● SUPPLIED DATA:
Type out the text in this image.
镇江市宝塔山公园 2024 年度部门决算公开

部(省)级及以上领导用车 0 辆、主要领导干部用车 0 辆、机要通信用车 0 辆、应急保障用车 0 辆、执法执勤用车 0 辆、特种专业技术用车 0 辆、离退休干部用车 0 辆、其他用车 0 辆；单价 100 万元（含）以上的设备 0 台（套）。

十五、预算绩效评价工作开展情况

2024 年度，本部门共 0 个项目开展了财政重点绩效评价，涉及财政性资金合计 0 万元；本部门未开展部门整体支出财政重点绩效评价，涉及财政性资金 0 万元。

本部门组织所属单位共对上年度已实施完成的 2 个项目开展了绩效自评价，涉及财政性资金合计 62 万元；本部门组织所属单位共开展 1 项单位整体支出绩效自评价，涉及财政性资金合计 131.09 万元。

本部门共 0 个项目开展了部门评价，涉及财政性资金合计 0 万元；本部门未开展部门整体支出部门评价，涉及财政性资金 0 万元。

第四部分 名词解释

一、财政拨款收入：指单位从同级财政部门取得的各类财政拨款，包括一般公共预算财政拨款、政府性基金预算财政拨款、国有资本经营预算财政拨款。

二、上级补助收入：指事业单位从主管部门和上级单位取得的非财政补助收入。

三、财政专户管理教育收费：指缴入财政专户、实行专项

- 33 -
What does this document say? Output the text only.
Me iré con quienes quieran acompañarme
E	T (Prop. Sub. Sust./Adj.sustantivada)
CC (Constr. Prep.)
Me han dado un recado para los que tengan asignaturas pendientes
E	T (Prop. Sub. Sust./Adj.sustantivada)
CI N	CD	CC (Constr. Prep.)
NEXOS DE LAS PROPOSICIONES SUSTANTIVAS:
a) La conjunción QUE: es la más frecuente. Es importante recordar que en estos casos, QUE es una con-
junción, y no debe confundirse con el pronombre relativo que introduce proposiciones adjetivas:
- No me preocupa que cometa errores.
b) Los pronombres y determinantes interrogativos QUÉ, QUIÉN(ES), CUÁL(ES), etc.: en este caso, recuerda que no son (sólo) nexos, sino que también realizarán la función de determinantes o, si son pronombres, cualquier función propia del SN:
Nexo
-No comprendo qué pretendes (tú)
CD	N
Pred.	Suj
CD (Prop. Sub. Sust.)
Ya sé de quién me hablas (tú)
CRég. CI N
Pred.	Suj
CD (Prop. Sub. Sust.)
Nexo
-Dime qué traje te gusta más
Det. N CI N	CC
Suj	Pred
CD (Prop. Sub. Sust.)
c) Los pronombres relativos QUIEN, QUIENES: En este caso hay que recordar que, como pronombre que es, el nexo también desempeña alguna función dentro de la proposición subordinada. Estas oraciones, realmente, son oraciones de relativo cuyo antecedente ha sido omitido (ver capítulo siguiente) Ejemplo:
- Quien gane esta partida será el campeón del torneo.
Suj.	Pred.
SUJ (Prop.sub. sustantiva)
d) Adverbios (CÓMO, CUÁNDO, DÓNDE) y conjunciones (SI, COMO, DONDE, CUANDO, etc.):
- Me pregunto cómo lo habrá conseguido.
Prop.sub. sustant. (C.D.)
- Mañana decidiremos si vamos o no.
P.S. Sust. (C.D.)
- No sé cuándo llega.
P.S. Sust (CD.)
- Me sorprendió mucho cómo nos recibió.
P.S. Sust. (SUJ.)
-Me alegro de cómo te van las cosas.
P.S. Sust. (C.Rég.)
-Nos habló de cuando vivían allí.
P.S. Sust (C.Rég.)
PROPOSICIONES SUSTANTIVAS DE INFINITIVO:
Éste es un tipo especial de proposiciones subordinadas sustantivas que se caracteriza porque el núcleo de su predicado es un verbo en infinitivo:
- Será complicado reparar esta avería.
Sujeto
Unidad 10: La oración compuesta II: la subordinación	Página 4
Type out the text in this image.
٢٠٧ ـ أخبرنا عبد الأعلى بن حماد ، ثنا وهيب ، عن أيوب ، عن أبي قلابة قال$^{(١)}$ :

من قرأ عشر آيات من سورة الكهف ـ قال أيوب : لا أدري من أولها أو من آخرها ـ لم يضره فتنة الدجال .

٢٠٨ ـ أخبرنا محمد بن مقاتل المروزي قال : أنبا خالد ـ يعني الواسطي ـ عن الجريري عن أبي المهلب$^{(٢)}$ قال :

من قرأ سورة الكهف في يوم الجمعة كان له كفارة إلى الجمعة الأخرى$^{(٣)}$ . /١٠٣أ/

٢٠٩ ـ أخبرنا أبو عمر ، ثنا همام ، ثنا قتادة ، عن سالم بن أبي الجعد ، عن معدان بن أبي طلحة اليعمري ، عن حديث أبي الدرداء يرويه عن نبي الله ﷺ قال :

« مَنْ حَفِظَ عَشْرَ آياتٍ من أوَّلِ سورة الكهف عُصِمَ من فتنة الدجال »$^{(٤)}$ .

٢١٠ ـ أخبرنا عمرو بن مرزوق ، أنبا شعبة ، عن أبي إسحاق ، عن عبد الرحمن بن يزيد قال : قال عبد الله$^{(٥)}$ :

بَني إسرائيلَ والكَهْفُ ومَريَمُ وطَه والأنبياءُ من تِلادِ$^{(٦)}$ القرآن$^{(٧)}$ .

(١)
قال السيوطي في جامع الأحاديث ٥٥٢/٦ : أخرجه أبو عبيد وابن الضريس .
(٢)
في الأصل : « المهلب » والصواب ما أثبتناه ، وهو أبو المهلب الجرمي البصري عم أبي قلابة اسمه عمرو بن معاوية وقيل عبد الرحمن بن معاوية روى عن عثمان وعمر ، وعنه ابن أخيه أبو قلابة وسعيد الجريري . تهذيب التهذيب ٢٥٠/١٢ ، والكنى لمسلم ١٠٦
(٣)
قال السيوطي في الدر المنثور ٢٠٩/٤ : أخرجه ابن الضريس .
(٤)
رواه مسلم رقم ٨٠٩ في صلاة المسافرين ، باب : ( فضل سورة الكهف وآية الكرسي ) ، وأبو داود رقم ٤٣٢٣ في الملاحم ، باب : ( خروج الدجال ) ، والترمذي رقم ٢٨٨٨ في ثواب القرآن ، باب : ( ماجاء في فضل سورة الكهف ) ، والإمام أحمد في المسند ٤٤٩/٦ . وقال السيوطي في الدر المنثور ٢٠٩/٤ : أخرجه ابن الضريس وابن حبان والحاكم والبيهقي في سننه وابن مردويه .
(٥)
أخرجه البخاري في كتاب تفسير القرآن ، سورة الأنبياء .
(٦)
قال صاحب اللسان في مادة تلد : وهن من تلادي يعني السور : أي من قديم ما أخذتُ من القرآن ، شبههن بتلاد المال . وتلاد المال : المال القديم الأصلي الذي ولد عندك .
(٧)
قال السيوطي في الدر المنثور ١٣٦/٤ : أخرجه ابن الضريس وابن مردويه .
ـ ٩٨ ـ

● INSTRUCTION:
Copy out the full listing exactly.

● IN RESPONSE:
Type out the text in this image.
镇江市宝塔山公园 2024 年度部门决算公开

部(省)级及以上领导用车 0 辆、主要领导干部用车 0 辆、机要通信用车 0 辆、应急保障用车 0 辆、执法执勤用车 0 辆、特种专业技术用车 0 辆、离退休干部用车 0 辆、其他用车 0 辆；单价 100 万元（含）以上的设备 0 台（套）。

十五、预算绩效评价工作开展情况

2024 年度，本部门共 0 个项目开展了财政重点绩效评价，涉及财政性资金合计 0 万元；本部门未开展部门整体支出财政重点绩效评价，涉及财政性资金 0 万元。

本部门组织所属单位共对上年度已实施完成的 2 个项目开展了绩效自评价，涉及财政性资金合计 62 万元；本部门组织所属单位共开展 1 项单位整体支出绩效自评价，涉及财政性资金合计 131.09 万元。

本部门共 0 个项目开展了部门评价，涉及财政性资金合计 0 万元；本部门未开展部门整体支出部门评价，涉及财政性资金 0 万元。

第四部分 名词解释

一、财政拨款收入：指单位从同级财政部门取得的各类财政拨款，包括一般公共预算财政拨款、政府性基金预算财政拨款、国有资本经营预算财政拨款。

二、上级补助收入：指事业单位从主管部门和上级单位取得的非财政补助收入。

三、财政专户管理教育收费：指缴入财政专户、实行专项

- 33 -
What does this document say? Output the text only.
Me iré con quienes quieran acompañarme
E	T (Prop. Sub. Sust./Adj.sustantivada)
CC (Constr. Prep.)
Me han dado un recado para los que tengan asignaturas pendientes
E	T (Prop. Sub. Sust./Adj.sustantivada)
CI N	CD	CC (Constr. Prep.)
NEXOS DE LAS PROPOSICIONES SUSTANTIVAS:
a) La conjunción QUE: es la más frecuente. Es importante recordar que en estos casos, QUE es una con-
junción, y no debe confundirse con el pronombre relativo que introduce proposiciones adjetivas:
- No me preocupa que cometa errores.
b) Los pronombres y determinantes interrogativos QUÉ, QUIÉN(ES), CUÁL(ES), etc.: en este caso, recuerda que no son (sólo) nexos, sino que también realizarán la función de determinantes o, si son pronombres, cualquier función propia del SN:
Nexo
-No comprendo qué pretendes (tú)
CD	N
Pred.	Suj
CD (Prop. Sub. Sust.)
Ya sé de quién me hablas (tú)
CRég. CI N
Pred.	Suj
CD (Prop. Sub. Sust.)
Nexo
-Dime qué traje te gusta más
Det. N CI N	CC
Suj	Pred
CD (Prop. Sub. Sust.)
c) Los pronombres relativos QUIEN, QUIENES: En este caso hay que recordar que, como pronombre que es, el nexo también desempeña alguna función dentro de la proposición subordinada. Estas oraciones, realmente, son oraciones de relativo cuyo antecedente ha sido omitido (ver capítulo siguiente) Ejemplo:
- Quien gane esta partida será el campeón del torneo.
Suj.	Pred.
SUJ (Prop.sub. sustantiva)
d) Adverbios (CÓMO, CUÁNDO, DÓNDE) y conjunciones (SI, COMO, DONDE, CUANDO, etc.):
- Me pregunto cómo lo habrá conseguido.
Prop.sub. sustant. (C.D.)
- Mañana decidiremos si vamos o no.
P.S. Sust. (C.D.)
- No sé cuándo llega.
P.S. Sust (CD.)
- Me sorprendió mucho cómo nos recibió.
P.S. Sust. (SUJ.)
-Me alegro de cómo te van las cosas.
P.S. Sust. (C.Rég.)
-Nos habló de cuando vivían allí.
P.S. Sust (C.Rég.)
PROPOSICIONES SUSTANTIVAS DE INFINITIVO:
Éste es un tipo especial de proposiciones subordinadas sustantivas que se caracteriza porque el núcleo de su predicado es un verbo en infinitivo:
- Será complicado reparar esta avería.
Sujeto
Unidad 10: La oración compuesta II: la subordinación	Página 4
Type out the text in this image.
٢٠٧ ـ أخبرنا عبد الأعلى بن حماد ، ثنا وهيب ، عن أيوب ، عن أبي قلابة قال$^{(١)}$ :

من قرأ عشر آيات من سورة الكهف ـ قال أيوب : لا أدري من أولها أو من آخرها ـ لم يضره فتنة الدجال .

٢٠٨ ـ أخبرنا محمد بن مقاتل المروزي قال : أنبا خالد ـ يعني الواسطي ـ عن الجريري عن أبي المهلب$^{(٢)}$ قال :

من قرأ سورة الكهف في يوم الجمعة كان له كفارة إلى الجمعة الأخرى$^{(٣)}$ . /١٠٣أ/

٢٠٩ ـ أخبرنا أبو عمر ، ثنا همام ، ثنا قتادة ، عن سالم بن أبي الجعد ، عن معدان بن أبي طلحة اليعمري ، عن حديث أبي الدرداء يرويه عن نبي الله ﷺ قال :

« مَنْ حَفِظَ عَشْرَ آياتٍ من أوَّلِ سورة الكهف عُصِمَ من فتنة الدجال »$^{(٤)}$ .

٢١٠ ـ أخبرنا عمرو بن مرزوق ، أنبا شعبة ، عن أبي إسحاق ، عن عبد الرحمن بن يزيد قال : قال عبد الله$^{(٥)}$ :

بَني إسرائيلَ والكَهْفُ ومَريَمُ وطَه والأنبياءُ من تِلادِ$^{(٦)}$ القرآن$^{(٧)}$ .

(١)
قال السيوطي في جامع الأحاديث ٥٥٢/٦ : أخرجه أبو عبيد وابن الضريس .
(٢)
في الأصل : « المهلب » والصواب ما أثبتناه ، وهو أبو المهلب الجرمي البصري عم أبي قلابة اسمه عمرو بن معاوية وقيل عبد الرحمن بن معاوية روى عن عثمان وعمر ، وعنه ابن أخيه أبو قلابة وسعيد الجريري . تهذيب التهذيب ٢٥٠/١٢ ، والكنى لمسلم ١٠٦
(٣)
قال السيوطي في الدر المنثور ٢٠٩/٤ : أخرجه ابن الضريس .
(٤)
رواه مسلم رقم ٨٠٩ في صلاة المسافرين ، باب : ( فضل سورة الكهف وآية الكرسي ) ، وأبو داود رقم ٤٣٢٣ في الملاحم ، باب : ( خروج الدجال ) ، والترمذي رقم ٢٨٨٨ في ثواب القرآن ، باب : ( ماجاء في فضل سورة الكهف ) ، والإمام أحمد في المسند ٤٤٩/٦ . وقال السيوطي في الدر المنثور ٢٠٩/٤ : أخرجه ابن الضريس وابن حبان والحاكم والبيهقي في سننه وابن مردويه .
(٥)
أخرجه البخاري في كتاب تفسير القرآن ، سورة الأنبياء .
(٦)
قال صاحب اللسان في مادة تلد : وهن من تلادي يعني السور : أي من قديم ما أخذتُ من القرآن ، شبههن بتلاد المال . وتلاد المال : المال القديم الأصلي الذي ولد عندك .
(٧)
قال السيوطي في الدر المنثور ١٣٦/٤ : أخرجه ابن الضريس وابن مردويه .
ـ ٩٨ ـ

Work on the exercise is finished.